## What to do
What is to be transcribed is the run of lines opening with the one that has "Transcribe this image's" and closing with the one that has "Serialize everything readable", and only that run, exactly.

## Supplied records
[START]
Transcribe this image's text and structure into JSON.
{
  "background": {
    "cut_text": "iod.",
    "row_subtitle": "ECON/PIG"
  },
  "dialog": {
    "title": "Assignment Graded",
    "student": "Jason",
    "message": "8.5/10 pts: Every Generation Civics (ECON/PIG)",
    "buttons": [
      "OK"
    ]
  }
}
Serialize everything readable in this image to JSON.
[END]
[START]
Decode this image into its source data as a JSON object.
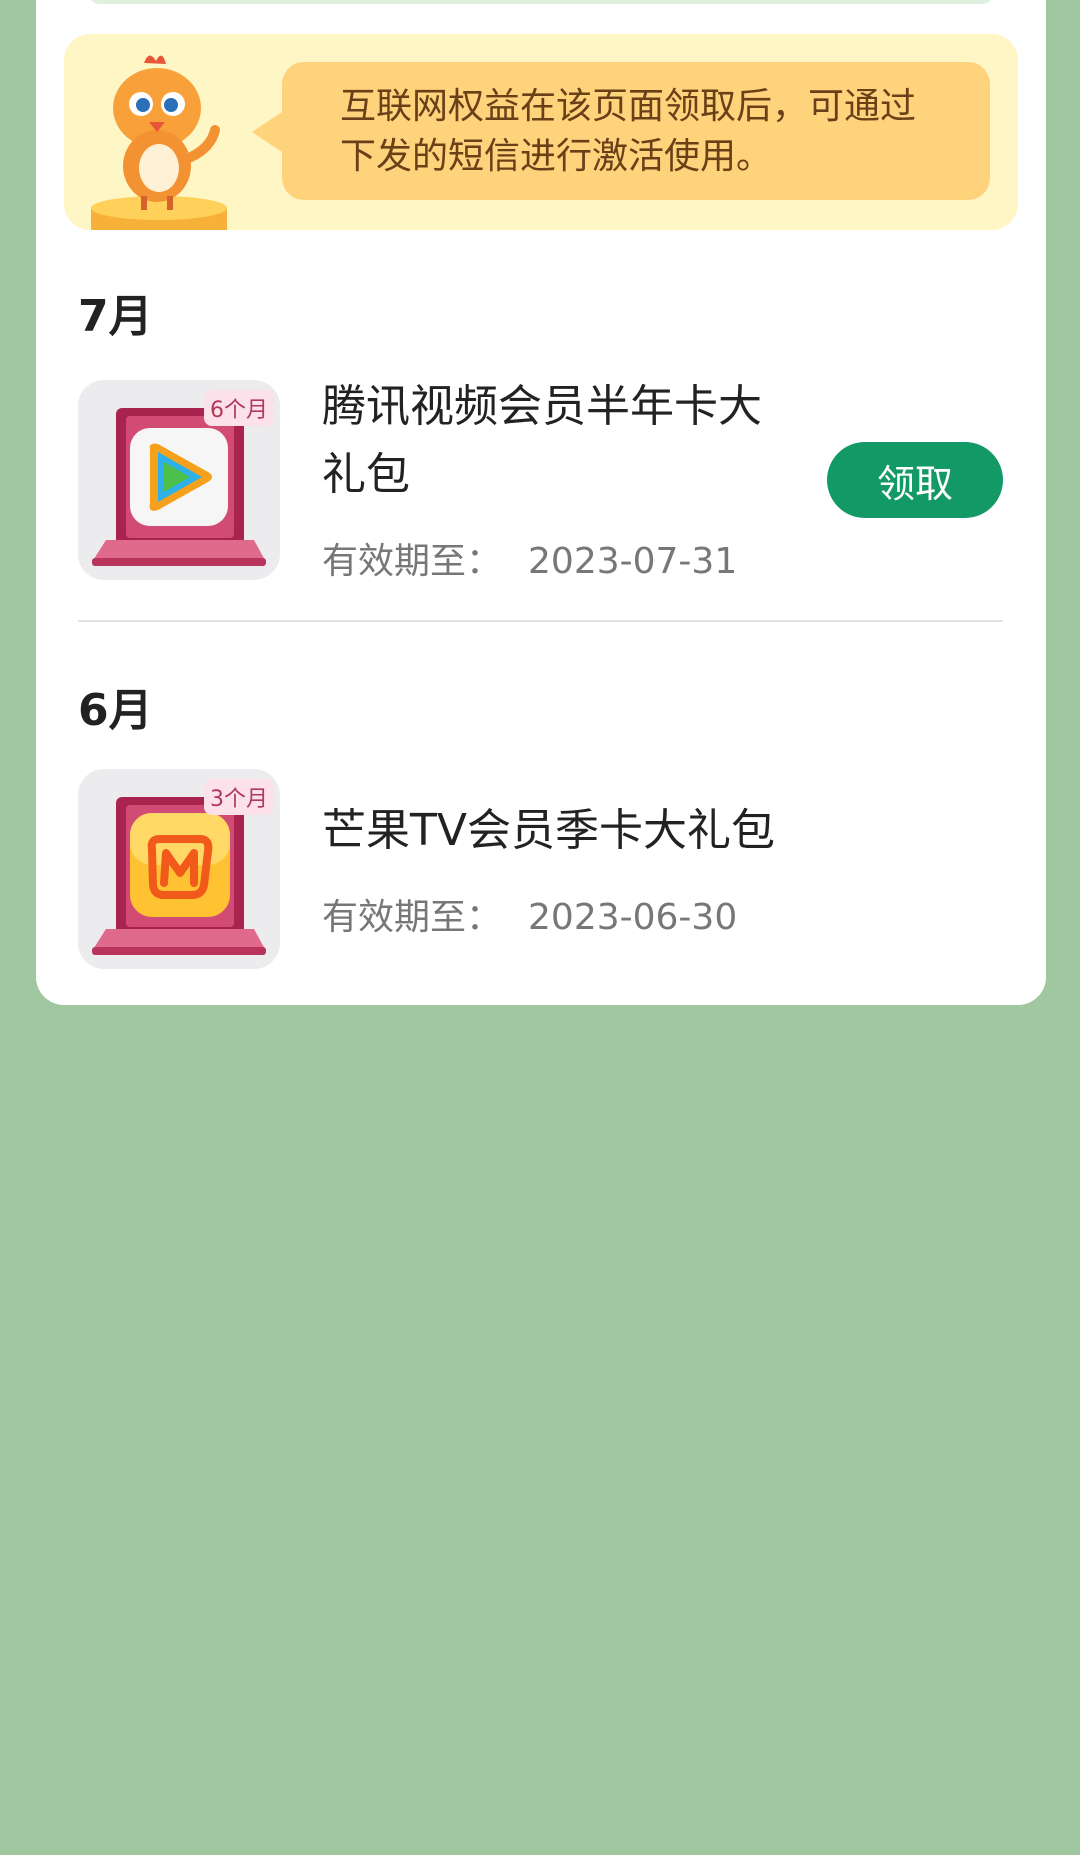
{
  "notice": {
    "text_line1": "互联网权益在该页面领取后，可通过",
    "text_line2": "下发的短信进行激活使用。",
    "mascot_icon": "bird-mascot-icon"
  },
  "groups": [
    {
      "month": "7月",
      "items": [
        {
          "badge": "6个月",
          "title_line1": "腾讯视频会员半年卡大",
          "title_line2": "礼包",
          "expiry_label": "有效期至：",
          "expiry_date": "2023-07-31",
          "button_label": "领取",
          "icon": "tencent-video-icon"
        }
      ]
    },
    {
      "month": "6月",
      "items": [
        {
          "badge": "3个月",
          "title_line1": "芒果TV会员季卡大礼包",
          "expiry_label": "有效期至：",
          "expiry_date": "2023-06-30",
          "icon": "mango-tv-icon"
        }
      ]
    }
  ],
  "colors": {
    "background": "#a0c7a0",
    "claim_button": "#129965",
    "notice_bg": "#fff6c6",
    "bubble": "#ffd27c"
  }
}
[END]
## Finished task
Transcribe this image's text and structure into JSON.
{
  "background": {
    "cut_text": "iod.",
    "row_subtitle": "ECON/PIG"
  },
  "dialog": {
    "title": "Assignment Graded",
    "student": "Jason",
    "message": "8.5/10 pts: Every Generation Civics (ECON/PIG)",
    "buttons": [
      "OK"
    ]
  }
}
Serialize everything readable in this image to JSON.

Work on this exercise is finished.